PROBLEM TO WORK ON -
Repeat the whole listing exactly as written.
◆ ◆ ◆ ◆
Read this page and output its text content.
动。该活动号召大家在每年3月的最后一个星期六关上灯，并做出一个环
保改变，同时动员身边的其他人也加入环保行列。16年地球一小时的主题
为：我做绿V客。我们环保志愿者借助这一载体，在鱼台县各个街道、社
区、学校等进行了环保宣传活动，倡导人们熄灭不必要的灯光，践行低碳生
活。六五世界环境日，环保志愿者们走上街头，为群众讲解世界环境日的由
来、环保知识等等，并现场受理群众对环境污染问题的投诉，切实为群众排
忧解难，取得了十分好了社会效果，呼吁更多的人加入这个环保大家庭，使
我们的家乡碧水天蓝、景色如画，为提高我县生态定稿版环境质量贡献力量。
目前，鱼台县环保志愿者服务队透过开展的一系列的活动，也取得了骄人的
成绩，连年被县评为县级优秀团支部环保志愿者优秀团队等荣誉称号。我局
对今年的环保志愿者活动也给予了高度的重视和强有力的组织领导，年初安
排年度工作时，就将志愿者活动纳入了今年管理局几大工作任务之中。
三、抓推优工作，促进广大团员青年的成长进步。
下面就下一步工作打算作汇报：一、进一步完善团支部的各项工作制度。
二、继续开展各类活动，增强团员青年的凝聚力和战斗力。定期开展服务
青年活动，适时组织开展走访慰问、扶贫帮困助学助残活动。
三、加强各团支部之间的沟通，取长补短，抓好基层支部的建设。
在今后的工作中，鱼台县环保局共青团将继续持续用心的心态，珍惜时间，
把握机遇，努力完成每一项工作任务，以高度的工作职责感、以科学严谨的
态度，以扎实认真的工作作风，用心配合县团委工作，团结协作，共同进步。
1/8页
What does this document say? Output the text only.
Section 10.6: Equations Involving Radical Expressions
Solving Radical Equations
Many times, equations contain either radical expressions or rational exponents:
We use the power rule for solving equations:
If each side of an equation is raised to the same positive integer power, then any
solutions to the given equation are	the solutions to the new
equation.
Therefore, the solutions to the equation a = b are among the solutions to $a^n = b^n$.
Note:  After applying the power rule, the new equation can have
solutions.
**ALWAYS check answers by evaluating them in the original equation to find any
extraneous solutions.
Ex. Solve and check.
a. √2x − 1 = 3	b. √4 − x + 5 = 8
◆ ◆ ◆ ◆
EXPECTED ANSWER -
Read this page and output its text content.
动。该活动号召大家在每年3月的最后一个星期六关上灯，并做出一个环
保改变，同时动员身边的其他人也加入环保行列。16年地球一小时的主题
为：我做绿V客。我们环保志愿者借助这一载体，在鱼台县各个街道、社
区、学校等进行了环保宣传活动，倡导人们熄灭不必要的灯光，践行低碳生
活。六五世界环境日，环保志愿者们走上街头，为群众讲解世界环境日的由
来、环保知识等等，并现场受理群众对环境污染问题的投诉，切实为群众排
忧解难，取得了十分好了社会效果，呼吁更多的人加入这个环保大家庭，使
我们的家乡碧水天蓝、景色如画，为提高我县生态定稿版环境质量贡献力量。
目前，鱼台县环保志愿者服务队透过开展的一系列的活动，也取得了骄人的
成绩，连年被县评为县级优秀团支部环保志愿者优秀团队等荣誉称号。我局
对今年的环保志愿者活动也给予了高度的重视和强有力的组织领导，年初安
排年度工作时，就将志愿者活动纳入了今年管理局几大工作任务之中。
三、抓推优工作，促进广大团员青年的成长进步。
下面就下一步工作打算作汇报：一、进一步完善团支部的各项工作制度。
二、继续开展各类活动，增强团员青年的凝聚力和战斗力。定期开展服务
青年活动，适时组织开展走访慰问、扶贫帮困助学助残活动。
三、加强各团支部之间的沟通，取长补短，抓好基层支部的建设。
在今后的工作中，鱼台县环保局共青团将继续持续用心的心态，珍惜时间，
把握机遇，努力完成每一项工作任务，以高度的工作职责感、以科学严谨的
态度，以扎实认真的工作作风，用心配合县团委工作，团结协作，共同进步。
1/8页
What does this document say? Output the text only.
Section 10.6: Equations Involving Radical Expressions
Solving Radical Equations
Many times, equations contain either radical expressions or rational exponents:
We use the power rule for solving equations:
If each side of an equation is raised to the same positive integer power, then any
solutions to the given equation are	the solutions to the new
equation.
Therefore, the solutions to the equation a = b are among the solutions to $a^n = b^n$.
Note:  After applying the power rule, the new equation can have
solutions.
**ALWAYS check answers by evaluating them in the original equation to find any
extraneous solutions.
Ex. Solve and check.
a. √2x − 1 = 3	b. √4 − x + 5 = 8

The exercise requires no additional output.